— START OF Excerpted records —

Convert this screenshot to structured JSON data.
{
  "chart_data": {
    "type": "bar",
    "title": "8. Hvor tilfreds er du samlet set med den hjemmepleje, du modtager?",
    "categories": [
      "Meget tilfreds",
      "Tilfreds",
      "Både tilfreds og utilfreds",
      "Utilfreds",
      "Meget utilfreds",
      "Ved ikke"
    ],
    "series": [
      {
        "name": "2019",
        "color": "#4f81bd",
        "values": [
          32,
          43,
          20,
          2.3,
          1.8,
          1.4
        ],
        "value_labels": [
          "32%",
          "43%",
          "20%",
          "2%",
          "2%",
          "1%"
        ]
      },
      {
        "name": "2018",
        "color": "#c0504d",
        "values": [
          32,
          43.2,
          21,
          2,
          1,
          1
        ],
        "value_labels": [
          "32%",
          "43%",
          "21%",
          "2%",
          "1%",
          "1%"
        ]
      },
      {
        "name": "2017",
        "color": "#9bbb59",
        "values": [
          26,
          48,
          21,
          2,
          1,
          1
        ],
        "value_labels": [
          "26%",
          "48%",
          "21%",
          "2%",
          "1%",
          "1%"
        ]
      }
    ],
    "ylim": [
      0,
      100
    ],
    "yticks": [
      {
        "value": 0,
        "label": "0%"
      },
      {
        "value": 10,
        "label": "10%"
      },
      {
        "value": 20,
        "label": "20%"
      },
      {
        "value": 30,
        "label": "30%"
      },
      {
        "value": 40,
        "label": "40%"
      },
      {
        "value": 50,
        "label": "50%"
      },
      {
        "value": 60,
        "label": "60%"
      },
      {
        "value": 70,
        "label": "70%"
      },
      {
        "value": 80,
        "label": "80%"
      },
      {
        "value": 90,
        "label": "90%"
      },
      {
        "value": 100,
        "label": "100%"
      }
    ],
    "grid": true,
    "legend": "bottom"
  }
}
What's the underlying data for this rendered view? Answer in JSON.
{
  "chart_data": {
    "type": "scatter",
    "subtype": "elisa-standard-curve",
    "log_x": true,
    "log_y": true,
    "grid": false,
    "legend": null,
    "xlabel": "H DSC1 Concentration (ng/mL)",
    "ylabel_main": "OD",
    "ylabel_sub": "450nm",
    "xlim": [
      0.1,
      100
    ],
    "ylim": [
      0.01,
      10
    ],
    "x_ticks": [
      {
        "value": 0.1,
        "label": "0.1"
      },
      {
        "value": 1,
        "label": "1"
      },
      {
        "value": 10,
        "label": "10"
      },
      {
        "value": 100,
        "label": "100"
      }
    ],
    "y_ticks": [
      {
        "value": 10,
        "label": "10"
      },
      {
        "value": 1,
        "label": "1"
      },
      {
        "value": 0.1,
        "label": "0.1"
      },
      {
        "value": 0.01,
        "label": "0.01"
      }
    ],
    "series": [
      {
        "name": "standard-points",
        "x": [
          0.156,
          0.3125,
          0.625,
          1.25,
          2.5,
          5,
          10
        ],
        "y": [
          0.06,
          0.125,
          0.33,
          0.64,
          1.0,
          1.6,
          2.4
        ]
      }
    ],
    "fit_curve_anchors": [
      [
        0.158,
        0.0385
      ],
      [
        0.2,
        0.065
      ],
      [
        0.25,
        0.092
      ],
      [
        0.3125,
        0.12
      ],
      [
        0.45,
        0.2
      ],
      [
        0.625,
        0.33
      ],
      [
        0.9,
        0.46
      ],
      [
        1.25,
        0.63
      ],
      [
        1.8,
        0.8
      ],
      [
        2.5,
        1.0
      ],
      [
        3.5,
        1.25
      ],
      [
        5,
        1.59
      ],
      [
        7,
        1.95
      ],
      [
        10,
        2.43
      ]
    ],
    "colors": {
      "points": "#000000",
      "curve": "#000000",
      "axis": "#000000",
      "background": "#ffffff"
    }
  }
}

— END OF Excerpted records —

Looking at the records above, report how many lines contain the word "standard". Answer with the number only.

2